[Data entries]
##########

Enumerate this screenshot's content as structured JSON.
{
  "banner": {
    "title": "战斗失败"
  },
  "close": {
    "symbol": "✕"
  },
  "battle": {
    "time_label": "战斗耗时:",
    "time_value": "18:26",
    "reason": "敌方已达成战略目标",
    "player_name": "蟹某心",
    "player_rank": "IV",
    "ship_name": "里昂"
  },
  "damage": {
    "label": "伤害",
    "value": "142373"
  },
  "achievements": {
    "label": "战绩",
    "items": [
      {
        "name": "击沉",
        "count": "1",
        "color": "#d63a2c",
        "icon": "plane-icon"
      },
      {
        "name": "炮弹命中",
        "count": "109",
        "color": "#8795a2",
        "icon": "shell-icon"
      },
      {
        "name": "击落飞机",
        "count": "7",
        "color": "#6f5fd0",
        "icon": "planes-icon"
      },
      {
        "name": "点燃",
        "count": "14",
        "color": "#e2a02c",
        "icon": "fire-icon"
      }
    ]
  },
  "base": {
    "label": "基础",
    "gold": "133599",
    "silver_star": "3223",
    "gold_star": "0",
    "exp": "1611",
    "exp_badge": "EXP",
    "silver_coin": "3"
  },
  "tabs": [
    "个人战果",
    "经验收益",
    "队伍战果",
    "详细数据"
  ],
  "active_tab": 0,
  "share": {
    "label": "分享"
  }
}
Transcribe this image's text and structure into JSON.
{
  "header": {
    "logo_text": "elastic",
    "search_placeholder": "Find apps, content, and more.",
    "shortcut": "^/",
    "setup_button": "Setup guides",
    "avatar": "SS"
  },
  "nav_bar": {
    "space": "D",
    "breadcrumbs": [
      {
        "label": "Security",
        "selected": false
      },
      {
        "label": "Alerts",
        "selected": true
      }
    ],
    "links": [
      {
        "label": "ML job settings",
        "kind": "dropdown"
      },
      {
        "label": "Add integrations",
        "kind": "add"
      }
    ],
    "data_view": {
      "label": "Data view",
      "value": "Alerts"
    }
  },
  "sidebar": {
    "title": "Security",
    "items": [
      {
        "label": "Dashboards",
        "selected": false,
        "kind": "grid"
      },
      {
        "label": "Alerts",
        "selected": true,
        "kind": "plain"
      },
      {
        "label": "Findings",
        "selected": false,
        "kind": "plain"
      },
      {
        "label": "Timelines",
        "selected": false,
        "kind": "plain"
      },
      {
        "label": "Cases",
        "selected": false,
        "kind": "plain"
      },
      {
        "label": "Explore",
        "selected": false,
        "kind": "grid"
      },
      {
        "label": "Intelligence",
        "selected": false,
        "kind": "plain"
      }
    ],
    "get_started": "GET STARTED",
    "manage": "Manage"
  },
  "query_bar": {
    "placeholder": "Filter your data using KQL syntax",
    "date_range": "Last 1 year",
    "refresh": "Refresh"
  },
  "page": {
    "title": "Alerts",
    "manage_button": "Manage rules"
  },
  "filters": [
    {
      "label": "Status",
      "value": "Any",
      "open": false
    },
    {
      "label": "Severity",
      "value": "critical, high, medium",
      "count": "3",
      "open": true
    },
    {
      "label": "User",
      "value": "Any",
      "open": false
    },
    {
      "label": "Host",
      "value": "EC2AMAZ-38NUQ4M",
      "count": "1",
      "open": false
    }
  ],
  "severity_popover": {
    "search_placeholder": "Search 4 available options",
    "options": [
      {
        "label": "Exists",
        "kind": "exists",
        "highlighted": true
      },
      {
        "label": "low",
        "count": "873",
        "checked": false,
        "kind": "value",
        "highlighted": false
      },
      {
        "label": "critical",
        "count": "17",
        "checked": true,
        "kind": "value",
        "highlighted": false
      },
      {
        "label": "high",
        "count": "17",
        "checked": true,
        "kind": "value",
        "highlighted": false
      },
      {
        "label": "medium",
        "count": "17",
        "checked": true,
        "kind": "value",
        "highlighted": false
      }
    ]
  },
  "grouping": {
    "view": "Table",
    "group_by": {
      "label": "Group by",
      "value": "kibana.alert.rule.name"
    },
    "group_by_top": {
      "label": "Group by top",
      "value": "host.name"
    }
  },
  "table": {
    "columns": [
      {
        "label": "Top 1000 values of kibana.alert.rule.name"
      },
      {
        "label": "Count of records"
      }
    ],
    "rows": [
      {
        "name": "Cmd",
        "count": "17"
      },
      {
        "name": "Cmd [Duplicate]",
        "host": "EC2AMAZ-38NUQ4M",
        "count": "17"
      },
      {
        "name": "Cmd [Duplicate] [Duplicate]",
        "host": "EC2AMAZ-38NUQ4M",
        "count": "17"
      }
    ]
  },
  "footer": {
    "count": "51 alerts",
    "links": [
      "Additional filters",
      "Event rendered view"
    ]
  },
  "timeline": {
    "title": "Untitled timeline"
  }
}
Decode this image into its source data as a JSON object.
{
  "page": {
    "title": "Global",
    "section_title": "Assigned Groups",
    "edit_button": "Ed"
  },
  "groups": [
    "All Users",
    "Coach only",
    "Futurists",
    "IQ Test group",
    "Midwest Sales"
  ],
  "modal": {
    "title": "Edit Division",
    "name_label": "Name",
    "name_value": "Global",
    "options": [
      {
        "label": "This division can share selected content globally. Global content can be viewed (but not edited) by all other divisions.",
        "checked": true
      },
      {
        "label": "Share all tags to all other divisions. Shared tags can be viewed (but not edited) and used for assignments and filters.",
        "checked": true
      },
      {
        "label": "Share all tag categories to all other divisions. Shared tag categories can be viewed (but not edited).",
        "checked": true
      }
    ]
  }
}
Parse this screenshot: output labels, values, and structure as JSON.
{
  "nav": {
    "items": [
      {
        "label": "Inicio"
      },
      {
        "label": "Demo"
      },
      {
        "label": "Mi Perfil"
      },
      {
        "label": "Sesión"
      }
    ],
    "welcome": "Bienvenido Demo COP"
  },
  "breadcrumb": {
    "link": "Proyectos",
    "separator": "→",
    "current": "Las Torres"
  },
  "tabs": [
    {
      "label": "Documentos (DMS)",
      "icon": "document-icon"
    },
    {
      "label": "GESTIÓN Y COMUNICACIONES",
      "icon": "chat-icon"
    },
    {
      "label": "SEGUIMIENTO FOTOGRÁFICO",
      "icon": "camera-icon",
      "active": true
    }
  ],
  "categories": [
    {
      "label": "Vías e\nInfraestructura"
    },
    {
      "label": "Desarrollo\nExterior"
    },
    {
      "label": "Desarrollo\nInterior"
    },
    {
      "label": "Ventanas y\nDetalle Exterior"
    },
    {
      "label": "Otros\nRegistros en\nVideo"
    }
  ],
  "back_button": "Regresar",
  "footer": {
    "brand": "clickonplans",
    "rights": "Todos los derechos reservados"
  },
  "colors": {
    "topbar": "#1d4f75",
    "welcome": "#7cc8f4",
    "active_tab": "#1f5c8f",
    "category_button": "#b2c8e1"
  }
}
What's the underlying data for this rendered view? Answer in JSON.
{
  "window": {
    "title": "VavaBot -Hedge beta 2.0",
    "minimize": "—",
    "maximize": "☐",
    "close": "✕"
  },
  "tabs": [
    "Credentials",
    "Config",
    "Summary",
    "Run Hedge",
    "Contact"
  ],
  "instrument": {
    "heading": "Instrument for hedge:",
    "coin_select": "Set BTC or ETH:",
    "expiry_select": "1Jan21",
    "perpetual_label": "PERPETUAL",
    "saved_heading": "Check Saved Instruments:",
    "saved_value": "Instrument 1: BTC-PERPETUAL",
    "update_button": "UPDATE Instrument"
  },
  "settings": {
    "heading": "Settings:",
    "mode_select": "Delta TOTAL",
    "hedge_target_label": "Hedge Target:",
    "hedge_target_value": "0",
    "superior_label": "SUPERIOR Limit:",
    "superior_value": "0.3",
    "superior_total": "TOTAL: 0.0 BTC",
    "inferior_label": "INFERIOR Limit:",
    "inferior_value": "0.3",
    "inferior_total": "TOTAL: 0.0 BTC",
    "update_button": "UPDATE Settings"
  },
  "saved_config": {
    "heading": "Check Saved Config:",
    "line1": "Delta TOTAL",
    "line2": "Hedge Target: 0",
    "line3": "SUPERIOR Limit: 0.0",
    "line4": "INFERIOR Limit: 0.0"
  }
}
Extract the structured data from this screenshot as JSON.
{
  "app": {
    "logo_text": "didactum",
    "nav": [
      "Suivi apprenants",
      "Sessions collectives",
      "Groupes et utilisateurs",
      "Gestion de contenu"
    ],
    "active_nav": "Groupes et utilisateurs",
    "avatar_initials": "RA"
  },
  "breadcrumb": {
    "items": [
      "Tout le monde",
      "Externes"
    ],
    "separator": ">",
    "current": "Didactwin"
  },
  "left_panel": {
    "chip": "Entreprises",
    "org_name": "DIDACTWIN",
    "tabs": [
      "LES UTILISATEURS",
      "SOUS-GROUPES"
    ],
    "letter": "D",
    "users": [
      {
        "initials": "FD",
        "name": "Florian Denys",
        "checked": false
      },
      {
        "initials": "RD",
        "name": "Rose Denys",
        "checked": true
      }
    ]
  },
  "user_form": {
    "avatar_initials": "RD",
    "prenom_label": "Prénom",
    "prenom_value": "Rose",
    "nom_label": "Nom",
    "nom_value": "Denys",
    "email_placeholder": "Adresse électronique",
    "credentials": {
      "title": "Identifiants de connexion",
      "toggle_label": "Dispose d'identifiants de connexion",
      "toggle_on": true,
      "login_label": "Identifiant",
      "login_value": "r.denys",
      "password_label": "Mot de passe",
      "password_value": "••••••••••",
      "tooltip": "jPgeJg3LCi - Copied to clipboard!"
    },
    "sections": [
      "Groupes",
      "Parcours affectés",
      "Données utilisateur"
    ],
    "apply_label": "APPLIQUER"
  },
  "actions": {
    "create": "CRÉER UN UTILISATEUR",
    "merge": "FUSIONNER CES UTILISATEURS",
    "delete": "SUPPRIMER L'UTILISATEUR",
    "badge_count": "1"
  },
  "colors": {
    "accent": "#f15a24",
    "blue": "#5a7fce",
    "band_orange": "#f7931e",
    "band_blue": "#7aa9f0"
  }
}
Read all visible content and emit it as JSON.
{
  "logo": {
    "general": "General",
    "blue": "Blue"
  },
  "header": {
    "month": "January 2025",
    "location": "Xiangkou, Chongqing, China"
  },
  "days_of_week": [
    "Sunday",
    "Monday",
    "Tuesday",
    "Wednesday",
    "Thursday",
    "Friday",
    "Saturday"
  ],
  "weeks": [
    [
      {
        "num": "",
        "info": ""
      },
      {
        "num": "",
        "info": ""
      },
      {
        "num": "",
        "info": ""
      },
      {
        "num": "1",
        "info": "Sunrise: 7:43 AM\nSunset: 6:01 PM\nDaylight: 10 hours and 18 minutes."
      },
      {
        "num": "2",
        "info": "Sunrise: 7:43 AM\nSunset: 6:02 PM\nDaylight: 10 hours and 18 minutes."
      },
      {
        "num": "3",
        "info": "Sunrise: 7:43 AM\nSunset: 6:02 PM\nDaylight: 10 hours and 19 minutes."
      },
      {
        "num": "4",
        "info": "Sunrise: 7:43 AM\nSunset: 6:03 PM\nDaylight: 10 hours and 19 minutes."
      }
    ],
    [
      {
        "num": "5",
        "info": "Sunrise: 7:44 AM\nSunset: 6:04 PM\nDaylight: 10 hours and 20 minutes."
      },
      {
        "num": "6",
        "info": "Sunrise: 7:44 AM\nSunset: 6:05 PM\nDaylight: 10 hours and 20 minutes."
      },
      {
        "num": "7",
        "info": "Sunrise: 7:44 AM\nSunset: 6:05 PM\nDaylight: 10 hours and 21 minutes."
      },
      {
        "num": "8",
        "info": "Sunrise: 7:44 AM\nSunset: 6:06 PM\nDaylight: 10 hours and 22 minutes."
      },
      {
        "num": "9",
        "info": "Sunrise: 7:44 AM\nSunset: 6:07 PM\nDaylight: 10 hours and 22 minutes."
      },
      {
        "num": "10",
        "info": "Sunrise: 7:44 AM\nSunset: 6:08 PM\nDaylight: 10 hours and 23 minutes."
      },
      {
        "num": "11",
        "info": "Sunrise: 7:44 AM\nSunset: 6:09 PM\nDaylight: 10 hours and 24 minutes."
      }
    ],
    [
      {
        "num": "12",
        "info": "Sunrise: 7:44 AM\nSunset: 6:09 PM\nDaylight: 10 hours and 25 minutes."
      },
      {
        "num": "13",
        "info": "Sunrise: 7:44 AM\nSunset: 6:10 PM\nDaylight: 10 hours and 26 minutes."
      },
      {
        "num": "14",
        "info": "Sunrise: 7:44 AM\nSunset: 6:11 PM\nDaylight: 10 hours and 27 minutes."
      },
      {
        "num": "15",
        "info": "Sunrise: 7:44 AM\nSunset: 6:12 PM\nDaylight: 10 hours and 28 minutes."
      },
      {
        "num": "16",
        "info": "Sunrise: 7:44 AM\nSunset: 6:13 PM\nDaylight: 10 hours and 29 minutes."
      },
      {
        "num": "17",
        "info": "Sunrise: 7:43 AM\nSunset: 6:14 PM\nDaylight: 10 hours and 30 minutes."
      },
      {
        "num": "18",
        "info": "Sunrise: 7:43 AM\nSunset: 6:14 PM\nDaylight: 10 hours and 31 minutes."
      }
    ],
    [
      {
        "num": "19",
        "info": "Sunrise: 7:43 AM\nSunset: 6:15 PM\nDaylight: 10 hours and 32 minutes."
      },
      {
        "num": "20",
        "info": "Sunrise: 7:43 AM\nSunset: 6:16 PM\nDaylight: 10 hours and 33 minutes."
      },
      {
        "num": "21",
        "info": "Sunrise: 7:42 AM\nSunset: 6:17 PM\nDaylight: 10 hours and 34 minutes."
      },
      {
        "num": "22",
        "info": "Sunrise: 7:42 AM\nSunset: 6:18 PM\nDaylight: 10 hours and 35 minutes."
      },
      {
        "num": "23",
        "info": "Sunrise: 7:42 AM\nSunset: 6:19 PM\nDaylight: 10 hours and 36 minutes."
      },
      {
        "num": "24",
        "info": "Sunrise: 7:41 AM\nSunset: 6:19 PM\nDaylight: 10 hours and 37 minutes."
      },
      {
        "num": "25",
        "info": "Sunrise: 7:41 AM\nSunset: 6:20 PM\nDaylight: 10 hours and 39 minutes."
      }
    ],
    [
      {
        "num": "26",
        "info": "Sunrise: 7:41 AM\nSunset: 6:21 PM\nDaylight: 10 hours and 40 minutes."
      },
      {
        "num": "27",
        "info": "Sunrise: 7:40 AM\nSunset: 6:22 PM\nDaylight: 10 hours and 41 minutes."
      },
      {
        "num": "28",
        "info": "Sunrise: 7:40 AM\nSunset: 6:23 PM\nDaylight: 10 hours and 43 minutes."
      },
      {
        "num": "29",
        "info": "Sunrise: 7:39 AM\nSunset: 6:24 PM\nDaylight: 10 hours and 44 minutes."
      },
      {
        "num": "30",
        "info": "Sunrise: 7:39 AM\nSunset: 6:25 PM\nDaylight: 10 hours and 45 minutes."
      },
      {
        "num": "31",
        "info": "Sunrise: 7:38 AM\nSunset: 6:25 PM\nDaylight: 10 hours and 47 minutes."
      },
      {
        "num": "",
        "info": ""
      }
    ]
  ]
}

##########

▶ [Problem to solve]: Find each line in the records holding the string "kibana" and show it.

▶ [Result of this task]:
      "value": "kibana.alert.rule.name"
        "label": "Top 1000 values of kibana.alert.rule.name"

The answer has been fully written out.